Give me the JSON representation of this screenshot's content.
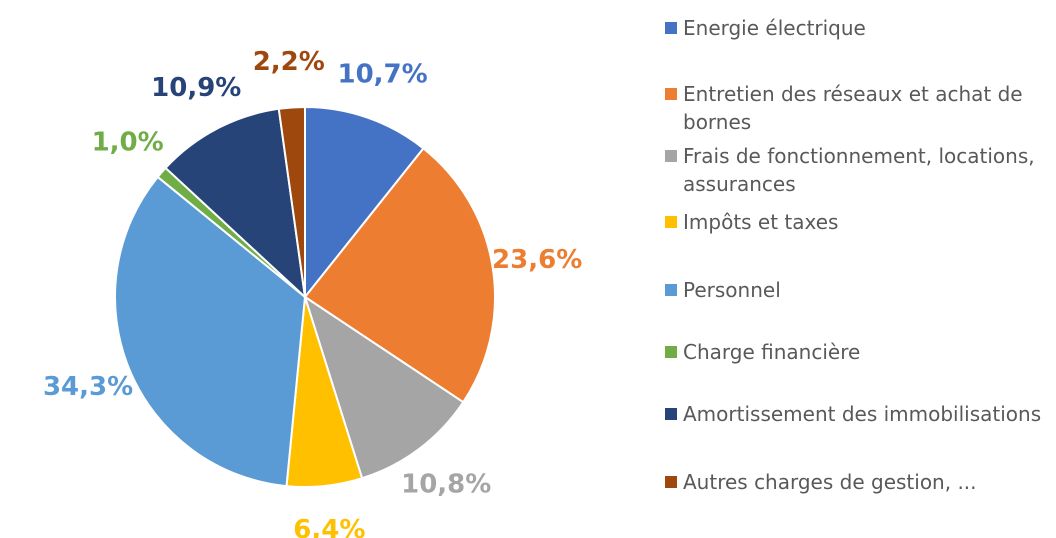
{
  "chart_data": {
    "type": "pie",
    "categories": [
      "Energie électrique",
      "Entretien des réseaux et achat de bornes",
      "Frais de fonctionnement, locations, assurances",
      "Impôts et taxes",
      "Personnel",
      "Charge financière",
      "Amortissement des immobilisations",
      "Autres charges de gestion, ..."
    ],
    "values": [
      10.7,
      23.6,
      10.8,
      6.4,
      34.3,
      1.0,
      10.9,
      2.2
    ],
    "value_labels": [
      "10,7%",
      "23,6%",
      "10,8%",
      "6,4%",
      "34,3%",
      "1,0%",
      "10,9%",
      "2,2%"
    ],
    "colors": [
      "#4472c4",
      "#ed7d31",
      "#a5a5a5",
      "#ffc000",
      "#5b9bd5",
      "#70ad47",
      "#264478",
      "#9e480e"
    ],
    "legend": "right"
  }
}
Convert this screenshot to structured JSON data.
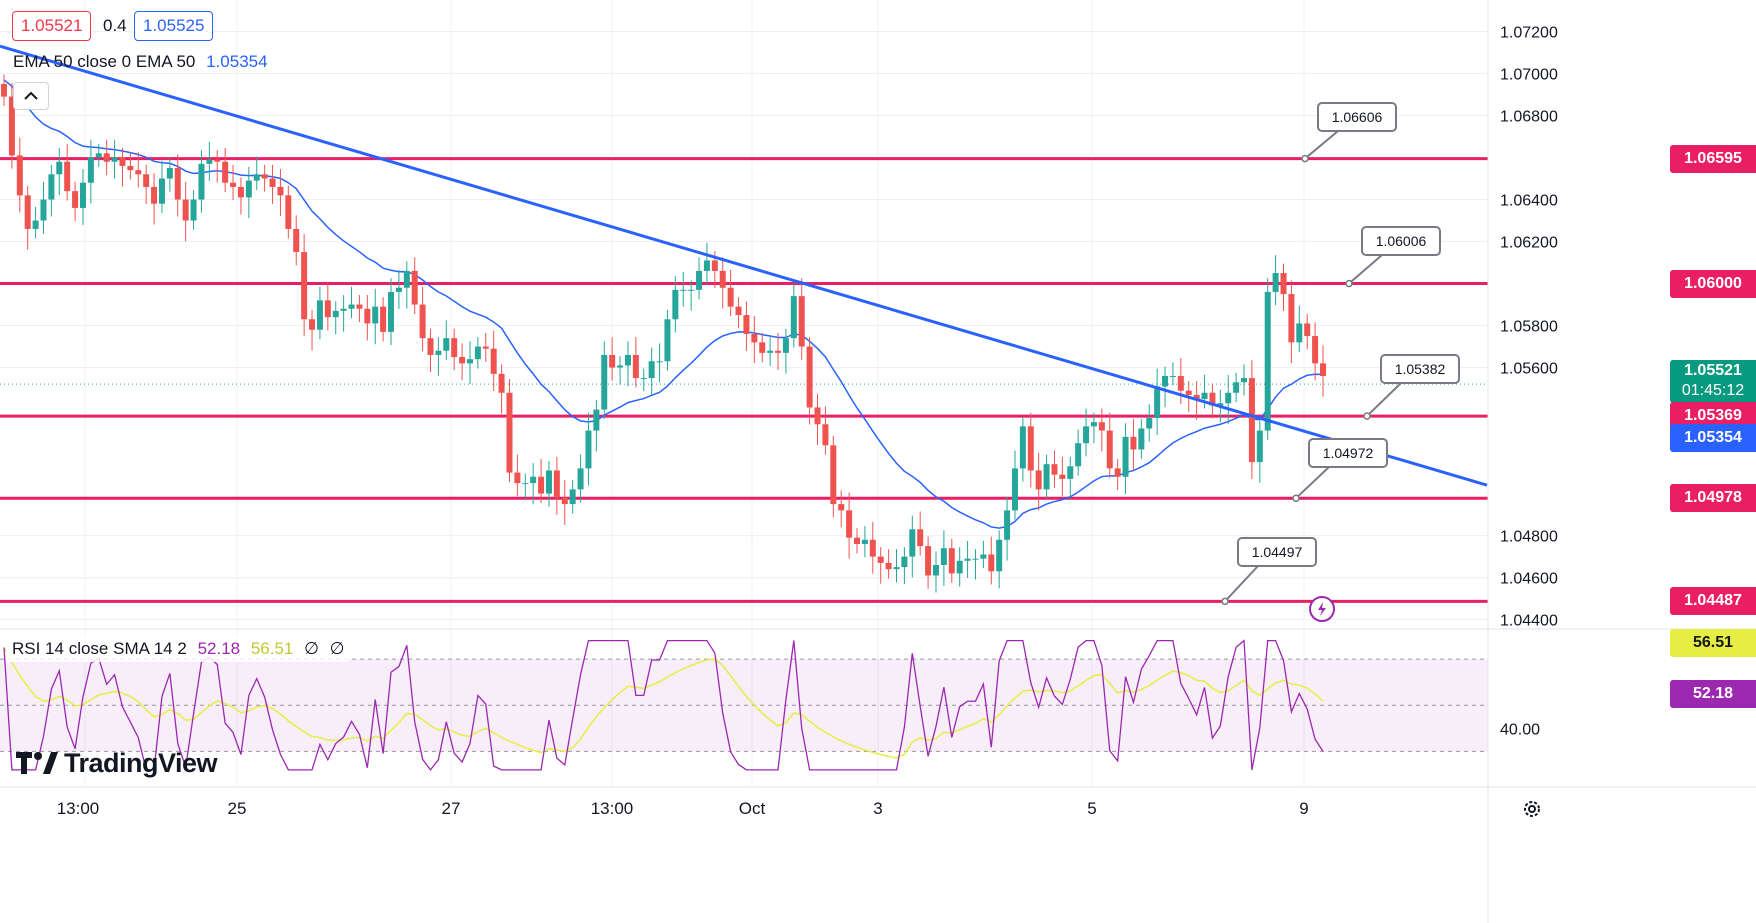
{
  "header": {
    "bid": "1.05521",
    "spread": "0.4",
    "ask": "1.05525",
    "ema_label": "EMA 50 close 0 EMA 50",
    "ema_value": "1.05354",
    "rsi_label": "RSI 14 close SMA 14 2",
    "rsi_value": "52.18",
    "rsi_sma_value": "56.51",
    "rsi_extra1": "∅",
    "rsi_extra2": "∅"
  },
  "brand": {
    "name": "TradingView"
  },
  "colors": {
    "up": "#26a69a",
    "down": "#ef5350",
    "level": "#e91e63",
    "trend": "#2962ff",
    "ema": "#2962ff",
    "rsi": "#9c27b0",
    "rsi_sma": "#e6ee43"
  },
  "axis": {
    "price_ticks": [
      "1.07200",
      "1.07000",
      "1.06800",
      "1.06400",
      "1.06200",
      "1.05800",
      "1.05600",
      "1.04800",
      "1.04600",
      "1.04400"
    ],
    "rsi_ticks": [
      "40.00"
    ],
    "time_ticks": [
      "13:00",
      "25",
      "27",
      "13:00",
      "Oct",
      "3",
      "5",
      "9"
    ]
  },
  "price_pills": {
    "last": "1.05521",
    "countdown": "01:45:12",
    "ema": "1.05354"
  },
  "rsi_pills": {
    "sma": "56.51",
    "rsi": "52.18"
  },
  "chart_data": {
    "type": "candlestick",
    "symbol_hint": "EURUSD",
    "ylim": [
      1.0436,
      1.0735
    ],
    "levels": [
      1.06595,
      1.06,
      1.05369,
      1.04978,
      1.04487
    ],
    "callouts": [
      "1.06606",
      "1.06006",
      "1.05382",
      "1.04972",
      "1.04497"
    ],
    "trendline": {
      "from": [
        0,
        1.0713
      ],
      "to": [
        1487,
        1.0504
      ]
    },
    "ema50_last": 1.05354,
    "last_price": 1.05521,
    "rsi": {
      "period": 14,
      "value": 52.18,
      "sma": 56.51,
      "bands": [
        70,
        50,
        30
      ]
    },
    "closes": [
      1.0689,
      1.0661,
      1.0642,
      1.0626,
      1.063,
      1.064,
      1.0652,
      1.0658,
      1.0644,
      1.0636,
      1.0648,
      1.066,
      1.0662,
      1.0658,
      1.066,
      1.0656,
      1.0654,
      1.0652,
      1.0646,
      1.0638,
      1.065,
      1.0655,
      1.064,
      1.063,
      1.064,
      1.0657,
      1.0659,
      1.0658,
      1.0648,
      1.0646,
      1.0641,
      1.0649,
      1.0652,
      1.065,
      1.0646,
      1.0642,
      1.0626,
      1.0615,
      1.0583,
      1.0578,
      1.0592,
      1.0584,
      1.0587,
      1.0588,
      1.059,
      1.0588,
      1.0581,
      1.0589,
      1.0577,
      1.0596,
      1.0598,
      1.0606,
      1.059,
      1.0574,
      1.0566,
      1.0568,
      1.0574,
      1.0565,
      1.0562,
      1.0564,
      1.057,
      1.0569,
      1.0557,
      1.0548,
      1.051,
      1.0505,
      1.0505,
      1.0508,
      1.05,
      1.0511,
      1.0498,
      1.0495,
      1.0502,
      1.0512,
      1.053,
      1.054,
      1.0566,
      1.056,
      1.0561,
      1.0566,
      1.0555,
      1.0555,
      1.0563,
      1.0563,
      1.0583,
      1.0597,
      1.0597,
      1.0597,
      1.0606,
      1.0611,
      1.0606,
      1.0598,
      1.0589,
      1.0585,
      1.0576,
      1.0572,
      1.0567,
      1.0568,
      1.0567,
      1.0574,
      1.0594,
      1.057,
      1.0541,
      1.0533,
      1.0523,
      1.0495,
      1.0492,
      1.0479,
      1.0476,
      1.0478,
      1.047,
      1.0467,
      1.0464,
      1.0465,
      1.047,
      1.0483,
      1.0475,
      1.0461,
      1.0466,
      1.0474,
      1.0462,
      1.0468,
      1.0469,
      1.0469,
      1.0471,
      1.0463,
      1.0478,
      1.0492,
      1.0512,
      1.0532,
      1.0511,
      1.0502,
      1.0514,
      1.0509,
      1.0507,
      1.0513,
      1.0524,
      1.0532,
      1.0534,
      1.053,
      1.0512,
      1.0508,
      1.0527,
      1.0521,
      1.0531,
      1.0536,
      1.0551,
      1.0556,
      1.0556,
      1.0549,
      1.0547,
      1.0545,
      1.0548,
      1.0542,
      1.0543,
      1.0548,
      1.0553,
      1.0555,
      1.0515,
      1.053,
      1.0596,
      1.0605,
      1.0595,
      1.0572,
      1.0581,
      1.0575,
      1.0562,
      1.0556
    ]
  }
}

--- WRITTEN EXERCISE ---
Copy the listing word for word, excluding its pictures.

--- ANSWER TO THE EXERCISE ---
Give me the JSON representation of this screenshot's content.
{
  "chart_data": {
    "type": "pie",
    "categories": [
      "Energie électrique",
      "Entretien des réseaux et achat de bornes",
      "Frais de fonctionnement, locations, assurances",
      "Impôts et taxes",
      "Personnel",
      "Charge financière",
      "Amortissement des immobilisations",
      "Autres charges de gestion, ..."
    ],
    "values": [
      10.7,
      23.6,
      10.8,
      6.4,
      34.3,
      1.0,
      10.9,
      2.2
    ],
    "value_labels": [
      "10,7%",
      "23,6%",
      "10,8%",
      "6,4%",
      "34,3%",
      "1,0%",
      "10,9%",
      "2,2%"
    ],
    "colors": [
      "#4472c4",
      "#ed7d31",
      "#a5a5a5",
      "#ffc000",
      "#5b9bd5",
      "#70ad47",
      "#264478",
      "#9e480e"
    ],
    "legend": "right"
  }
}
Convert this screenshot to structured JSON data.
{
  "header": {
    "bid": "1.05521",
    "spread": "0.4",
    "ask": "1.05525",
    "ema_label": "EMA 50 close 0 EMA 50",
    "ema_value": "1.05354",
    "rsi_label": "RSI 14 close SMA 14 2",
    "rsi_value": "52.18",
    "rsi_sma_value": "56.51",
    "rsi_extra1": "∅",
    "rsi_extra2": "∅"
  },
  "brand": {
    "name": "TradingView"
  },
  "colors": {
    "up": "#26a69a",
    "down": "#ef5350",
    "level": "#e91e63",
    "trend": "#2962ff",
    "ema": "#2962ff",
    "rsi": "#9c27b0",
    "rsi_sma": "#e6ee43"
  },
  "axis": {
    "price_ticks": [
      "1.07200",
      "1.07000",
      "1.06800",
      "1.06400",
      "1.06200",
      "1.05800",
      "1.05600",
      "1.04800",
      "1.04600",
      "1.04400"
    ],
    "rsi_ticks": [
      "40.00"
    ],
    "time_ticks": [
      "13:00",
      "25",
      "27",
      "13:00",
      "Oct",
      "3",
      "5",
      "9"
    ]
  },
  "price_pills": {
    "last": "1.05521",
    "countdown": "01:45:12",
    "ema": "1.05354"
  },
  "rsi_pills": {
    "sma": "56.51",
    "rsi": "52.18"
  },
  "chart_data": {
    "type": "candlestick",
    "symbol_hint": "EURUSD",
    "ylim": [
      1.0436,
      1.0735
    ],
    "levels": [
      1.06595,
      1.06,
      1.05369,
      1.04978,
      1.04487
    ],
    "callouts": [
      "1.06606",
      "1.06006",
      "1.05382",
      "1.04972",
      "1.04497"
    ],
    "trendline": {
      "from": [
        0,
        1.0713
      ],
      "to": [
        1487,
        1.0504
      ]
    },
    "ema50_last": 1.05354,
    "last_price": 1.05521,
    "rsi": {
      "period": 14,
      "value": 52.18,
      "sma": 56.51,
      "bands": [
        70,
        50,
        30
      ]
    },
    "closes": [
      1.0689,
      1.0661,
      1.0642,
      1.0626,
      1.063,
      1.064,
      1.0652,
      1.0658,
      1.0644,
      1.0636,
      1.0648,
      1.066,
      1.0662,
      1.0658,
      1.066,
      1.0656,
      1.0654,
      1.0652,
      1.0646,
      1.0638,
      1.065,
      1.0655,
      1.064,
      1.063,
      1.064,
      1.0657,
      1.0659,
      1.0658,
      1.0648,
      1.0646,
      1.0641,
      1.0649,
      1.0652,
      1.065,
      1.0646,
      1.0642,
      1.0626,
      1.0615,
      1.0583,
      1.0578,
      1.0592,
      1.0584,
      1.0587,
      1.0588,
      1.059,
      1.0588,
      1.0581,
      1.0589,
      1.0577,
      1.0596,
      1.0598,
      1.0606,
      1.059,
      1.0574,
      1.0566,
      1.0568,
      1.0574,
      1.0565,
      1.0562,
      1.0564,
      1.057,
      1.0569,
      1.0557,
      1.0548,
      1.051,
      1.0505,
      1.0505,
      1.0508,
      1.05,
      1.0511,
      1.0498,
      1.0495,
      1.0502,
      1.0512,
      1.053,
      1.054,
      1.0566,
      1.056,
      1.0561,
      1.0566,
      1.0555,
      1.0555,
      1.0563,
      1.0563,
      1.0583,
      1.0597,
      1.0597,
      1.0597,
      1.0606,
      1.0611,
      1.0606,
      1.0598,
      1.0589,
      1.0585,
      1.0576,
      1.0572,
      1.0567,
      1.0568,
      1.0567,
      1.0574,
      1.0594,
      1.057,
      1.0541,
      1.0533,
      1.0523,
      1.0495,
      1.0492,
      1.0479,
      1.0476,
      1.0478,
      1.047,
      1.0467,
      1.0464,
      1.0465,
      1.047,
      1.0483,
      1.0475,
      1.0461,
      1.0466,
      1.0474,
      1.0462,
      1.0468,
      1.0469,
      1.0469,
      1.0471,
      1.0463,
      1.0478,
      1.0492,
      1.0512,
      1.0532,
      1.0511,
      1.0502,
      1.0514,
      1.0509,
      1.0507,
      1.0513,
      1.0524,
      1.0532,
      1.0534,
      1.053,
      1.0512,
      1.0508,
      1.0527,
      1.0521,
      1.0531,
      1.0536,
      1.0551,
      1.0556,
      1.0556,
      1.0549,
      1.0547,
      1.0545,
      1.0548,
      1.0542,
      1.0543,
      1.0548,
      1.0553,
      1.0555,
      1.0515,
      1.053,
      1.0596,
      1.0605,
      1.0595,
      1.0572,
      1.0581,
      1.0575,
      1.0562,
      1.0556
    ]
  }
}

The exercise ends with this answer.